* Exercise objective: Filter the entries and keep only the lines where the string "Схема" appears.

Data records:
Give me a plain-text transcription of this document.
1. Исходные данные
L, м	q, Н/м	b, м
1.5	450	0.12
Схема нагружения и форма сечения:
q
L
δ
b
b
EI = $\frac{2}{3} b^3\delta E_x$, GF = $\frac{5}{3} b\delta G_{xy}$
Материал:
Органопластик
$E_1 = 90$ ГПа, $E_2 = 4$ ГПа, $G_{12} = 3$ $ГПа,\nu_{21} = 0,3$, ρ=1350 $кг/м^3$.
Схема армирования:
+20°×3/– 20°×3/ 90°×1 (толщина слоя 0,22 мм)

* Complete answer:
Схема нагружения и форма сечения:
Схема армирования:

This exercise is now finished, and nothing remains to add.